Data shown:
+===+
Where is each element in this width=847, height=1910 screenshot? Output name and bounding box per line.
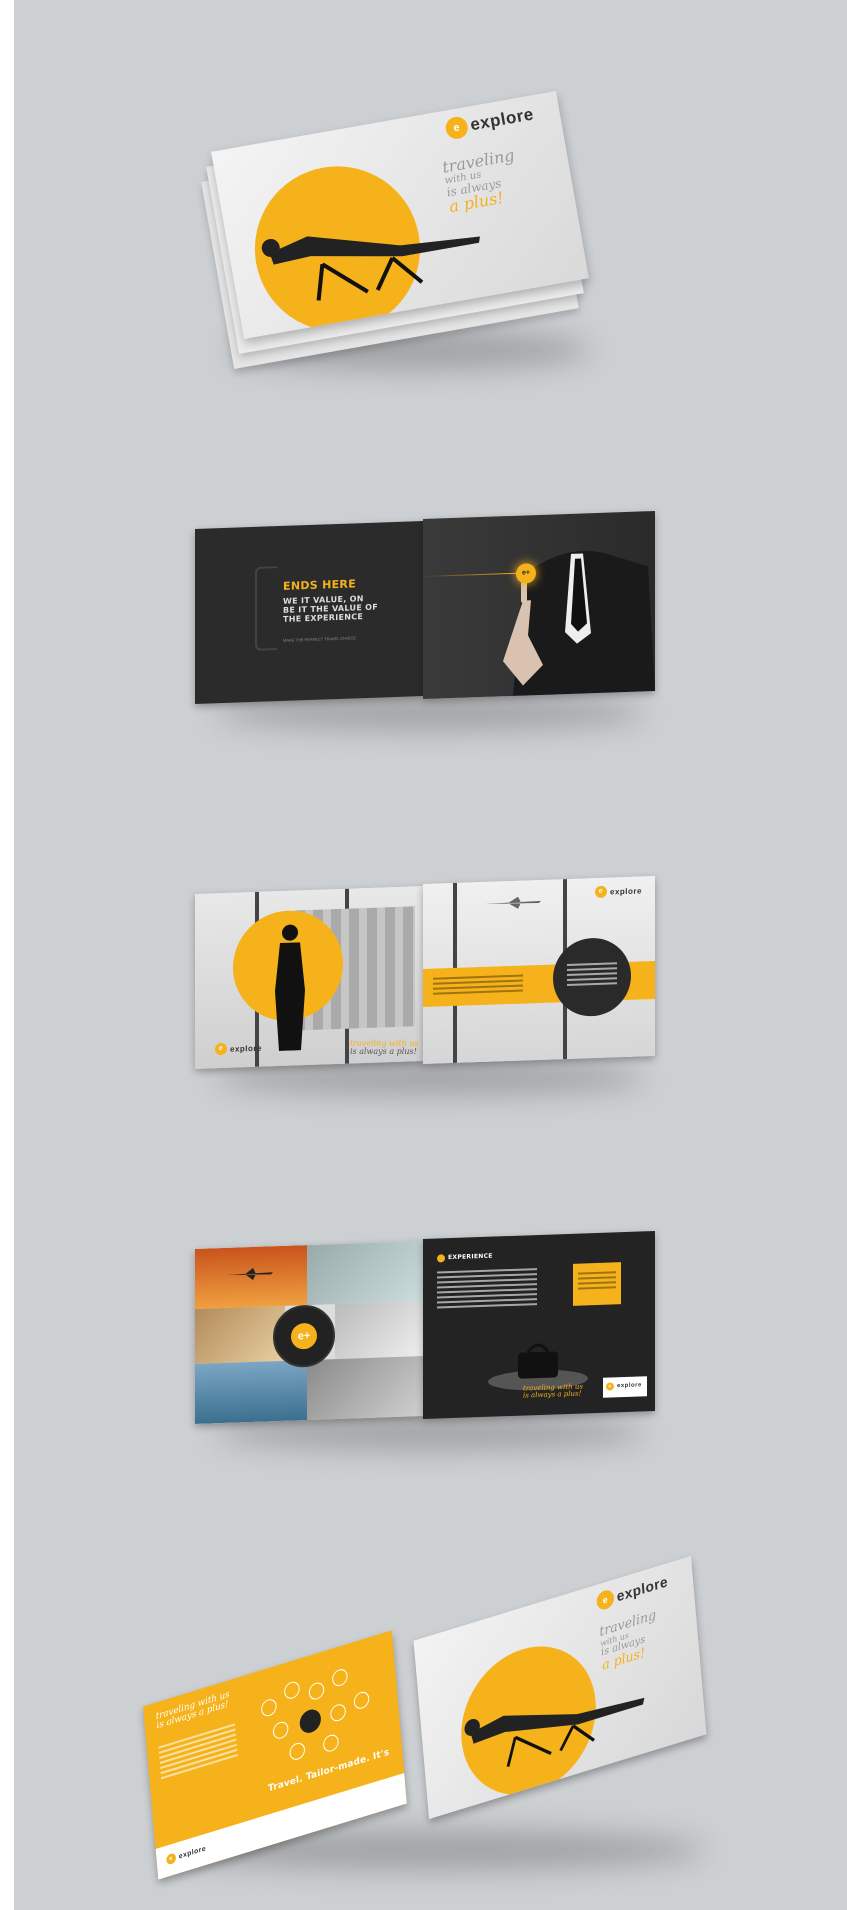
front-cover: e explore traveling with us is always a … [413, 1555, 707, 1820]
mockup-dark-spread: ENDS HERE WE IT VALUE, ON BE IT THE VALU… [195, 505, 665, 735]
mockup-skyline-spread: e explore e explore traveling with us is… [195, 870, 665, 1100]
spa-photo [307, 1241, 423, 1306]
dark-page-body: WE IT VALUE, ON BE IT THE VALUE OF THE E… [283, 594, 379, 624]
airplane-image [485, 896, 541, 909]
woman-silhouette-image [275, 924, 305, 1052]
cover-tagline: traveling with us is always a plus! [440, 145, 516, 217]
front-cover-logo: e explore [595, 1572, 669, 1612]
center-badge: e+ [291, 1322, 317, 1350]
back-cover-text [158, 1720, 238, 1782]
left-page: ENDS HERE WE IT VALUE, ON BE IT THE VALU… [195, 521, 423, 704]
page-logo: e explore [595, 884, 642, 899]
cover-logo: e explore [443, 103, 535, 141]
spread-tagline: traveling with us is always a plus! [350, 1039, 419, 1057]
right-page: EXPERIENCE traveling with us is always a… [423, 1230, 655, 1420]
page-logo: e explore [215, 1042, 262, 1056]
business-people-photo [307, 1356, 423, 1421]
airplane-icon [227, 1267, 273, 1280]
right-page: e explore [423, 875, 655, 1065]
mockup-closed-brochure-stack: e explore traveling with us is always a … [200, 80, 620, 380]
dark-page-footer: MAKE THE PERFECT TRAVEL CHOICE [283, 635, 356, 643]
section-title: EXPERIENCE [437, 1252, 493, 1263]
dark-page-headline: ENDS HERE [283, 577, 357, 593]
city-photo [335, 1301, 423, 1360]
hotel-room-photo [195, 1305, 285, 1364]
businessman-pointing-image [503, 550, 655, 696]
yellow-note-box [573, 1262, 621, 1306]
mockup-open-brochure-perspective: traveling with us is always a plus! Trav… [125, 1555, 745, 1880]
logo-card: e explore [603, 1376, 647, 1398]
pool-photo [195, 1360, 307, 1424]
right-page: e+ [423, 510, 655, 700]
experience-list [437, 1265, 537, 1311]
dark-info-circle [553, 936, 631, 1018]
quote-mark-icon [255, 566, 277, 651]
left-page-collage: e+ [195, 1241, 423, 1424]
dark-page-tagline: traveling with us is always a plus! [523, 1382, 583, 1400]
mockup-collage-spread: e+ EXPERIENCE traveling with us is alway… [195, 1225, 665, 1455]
+===+
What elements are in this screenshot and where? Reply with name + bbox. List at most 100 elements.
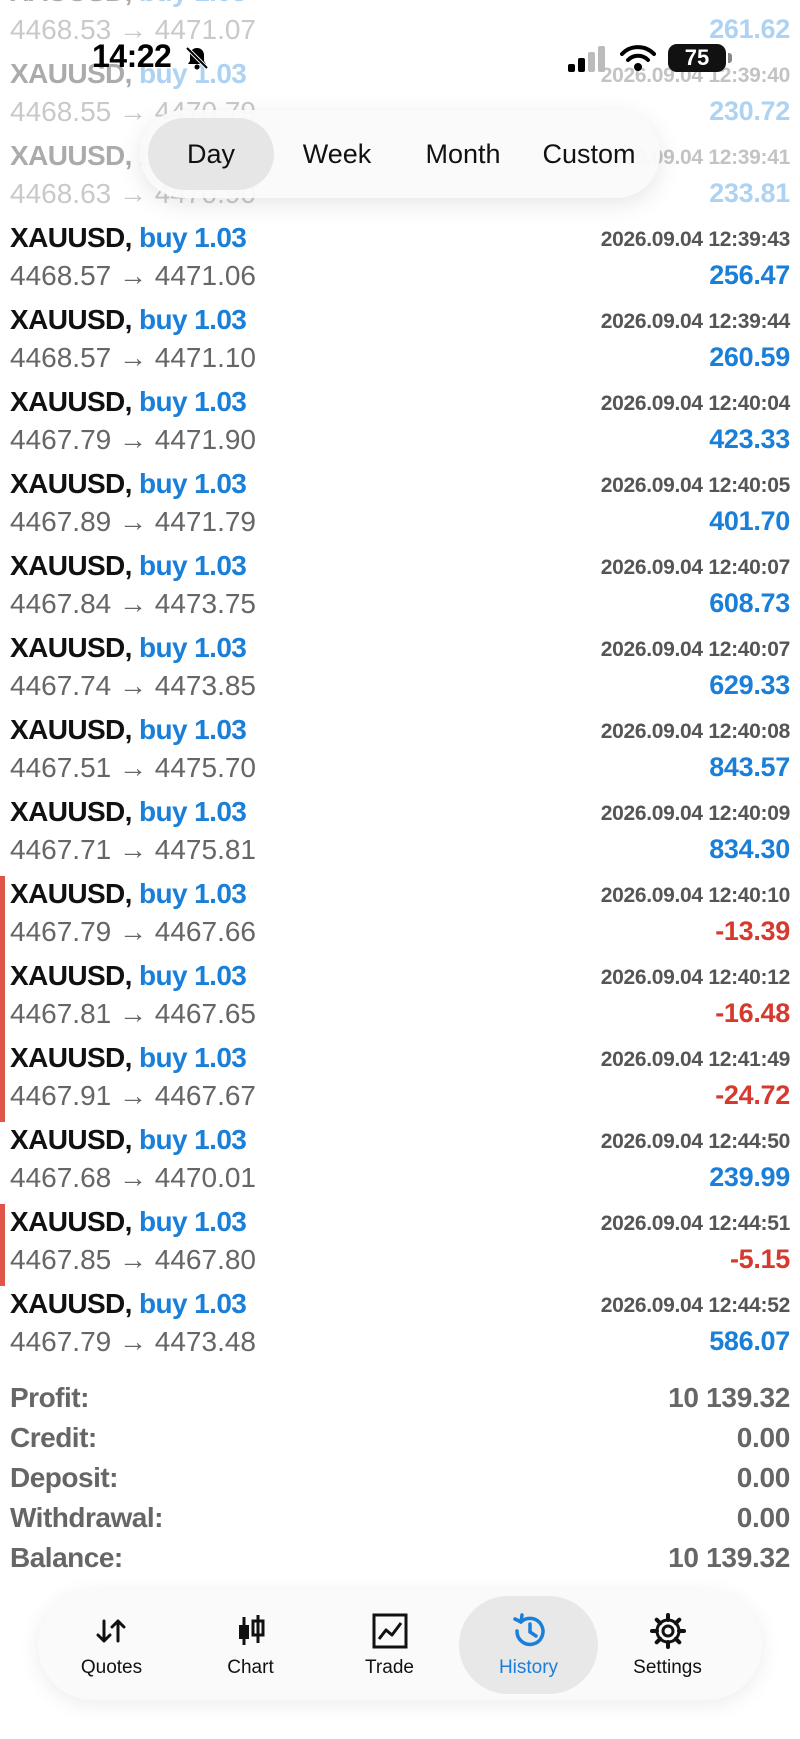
+===+
Short problem: Reproduce the entries starting at the line containing "Where is each" and ending at the line containing "cover-tagline: traveling with", leaving the pictures out.

Answer to this problem:
Where is each element in this width=847, height=1910 screenshot? Output name and bounding box per line.
front-cover: e explore traveling with us is always a … [413, 1555, 707, 1820]
mockup-dark-spread: ENDS HERE WE IT VALUE, ON BE IT THE VALU… [195, 505, 665, 735]
mockup-skyline-spread: e explore e explore traveling with us is… [195, 870, 665, 1100]
spa-photo [307, 1241, 423, 1306]
dark-page-body: WE IT VALUE, ON BE IT THE VALUE OF THE E… [283, 594, 379, 624]
airplane-image [485, 896, 541, 909]
woman-silhouette-image [275, 924, 305, 1052]
cover-tagline: traveling with us is always a plus! [440, 145, 516, 217]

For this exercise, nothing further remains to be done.